Sift the listing for lines that hold the string "오르슈팡은" and pull them out.

## Recorded data
______

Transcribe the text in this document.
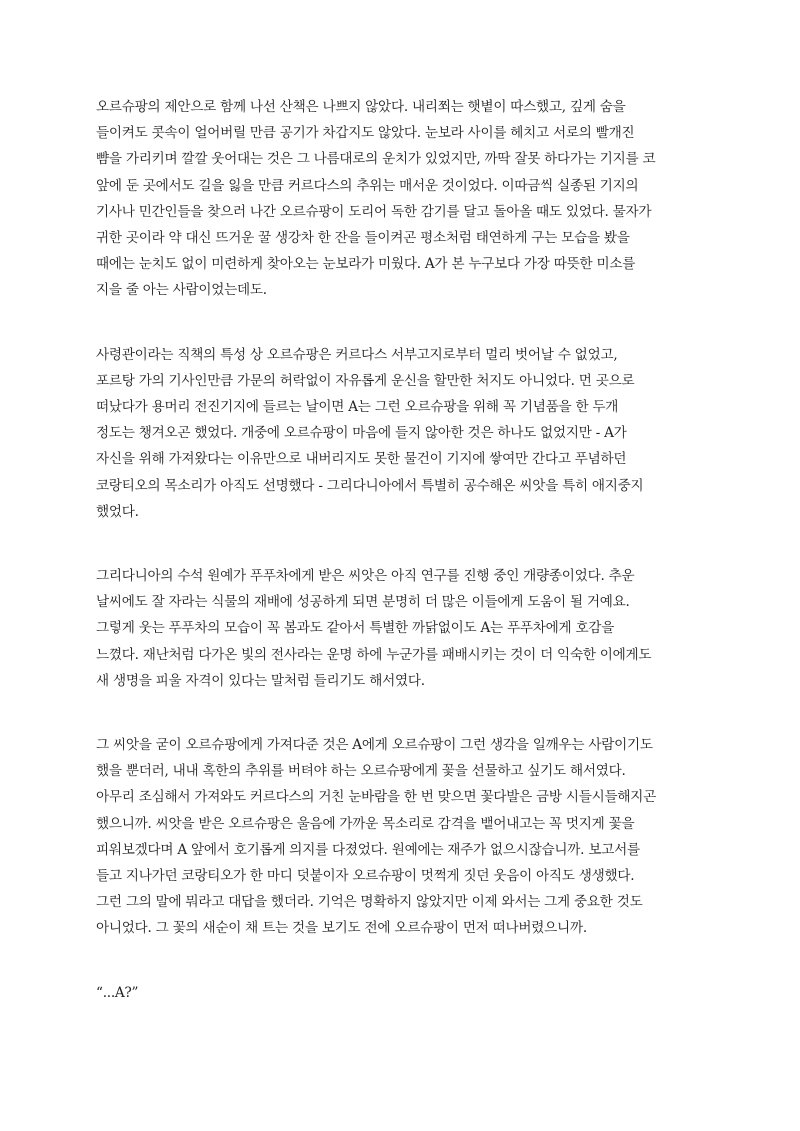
오르슈팡의 제안으로 함께 나선 산책은 나쁘지 않았다. 내리쬐는 햇볕이 따스했고, 깊게 숨을
들이켜도 콧속이 얼어버릴 만큼 공기가 차갑지도 않았다. 눈보라 사이를 헤치고 서로의 빨개진
뺨을 가리키며 깔깔 웃어대는 것은 그 나름대로의 운치가 있었지만, 까딱 잘못 하다가는 기지를 코
앞에 둔 곳에서도 길을 잃을 만큼 커르다스의 추위는 매서운 것이었다. 이따금씩 실종된 기지의
기사나 민간인들을 찾으러 나간 오르슈팡이 도리어 독한 감기를 달고 돌아올 때도 있었다. 물자가
귀한 곳이라 약 대신 뜨거운 꿀 생강차 한 잔을 들이켜곤 평소처럼 태연하게 구는 모습을 봤을
때에는 눈치도 없이 미련하게 찾아오는 눈보라가 미웠다. A가 본 누구보다 가장 따뜻한 미소를
지을 줄 아는 사람이었는데도.

사령관이라는 직책의 특성 상 오르슈팡은 커르다스 서부고지로부터 멀리 벗어날 수 없었고,
포르탕 가의 기사인만큼 가문의 허락없이 자유롭게 운신을 할만한 처지도 아니었다. 먼 곳으로
떠났다가 용머리 전진기지에 들르는 날이면 A는 그런 오르슈팡을 위해 꼭 기념품을 한 두개
정도는 챙겨오곤 했었다. 개중에 오르슈팡이 마음에 들지 않아한 것은 하나도 없었지만 - A가
자신을 위해 가져왔다는 이유만으로 내버리지도 못한 물건이 기지에 쌓여만 간다고 푸념하던
코랑티오의 목소리가 아직도 선명했다 - 그리다니아에서 특별히 공수해온 씨앗을 특히 애지중지
했었다.

그리다니아의 수석 원예가 푸푸차에게 받은 씨앗은 아직 연구를 진행 중인 개량종이었다. 추운
날씨에도 잘 자라는 식물의 재배에 성공하게 되면 분명히 더 많은 이들에게 도움이 될 거예요.
그렇게 웃는 푸푸차의 모습이 꼭 봄과도 같아서 특별한 까닭없이도 A는 푸푸차에게 호감을
느꼈다. 재난처럼 다가온 빛의 전사라는 운명 하에 누군가를 패배시키는 것이 더 익숙한 이에게도
새 생명을 피울 자격이 있다는 말처럼 들리기도 해서였다.

그 씨앗을 굳이 오르슈팡에게 가져다준 것은 A에게 오르슈팡이 그런 생각을 일깨우는 사람이기도
했을 뿐더러, 내내 혹한의 추위를 버텨야 하는 오르슈팡에게 꽃을 선물하고 싶기도 해서였다.
아무리 조심해서 가져와도 커르다스의 거친 눈바람을 한 번 맞으면 꽃다발은 금방 시들시들해지곤
했으니까. 씨앗을 받은 오르슈팡은 울음에 가까운 목소리로 감격을 뱉어내고는 꼭 멋지게 꽃을
피워보겠다며 A 앞에서 호기롭게 의지를 다졌었다. 원예에는 재주가 없으시잖습니까. 보고서를
들고 지나가던 코랑티오가 한 마디 덧붙이자 오르슈팡이 멋쩍게 짓던 웃음이 아직도 생생했다.
그런 그의 말에 뭐라고 대답을 했더라. 기억은 명확하지 않았지만 이제 와서는 그게 중요한 것도
아니었다. 그 꽃의 새순이 채 트는 것을 보기도 전에 오르슈팡이 먼저 떠나버렸으니까.

“...A?”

______

## OUTPUT FOR THIS TASK
사령관이라는 직책의 특성 상 오르슈팡은 커르다스 서부고지로부터 멀리 벗어날 수 없었고,
했으니까. 씨앗을 받은 오르슈팡은 울음에 가까운 목소리로 감격을 뱉어내고는 꼭 멋지게 꽃을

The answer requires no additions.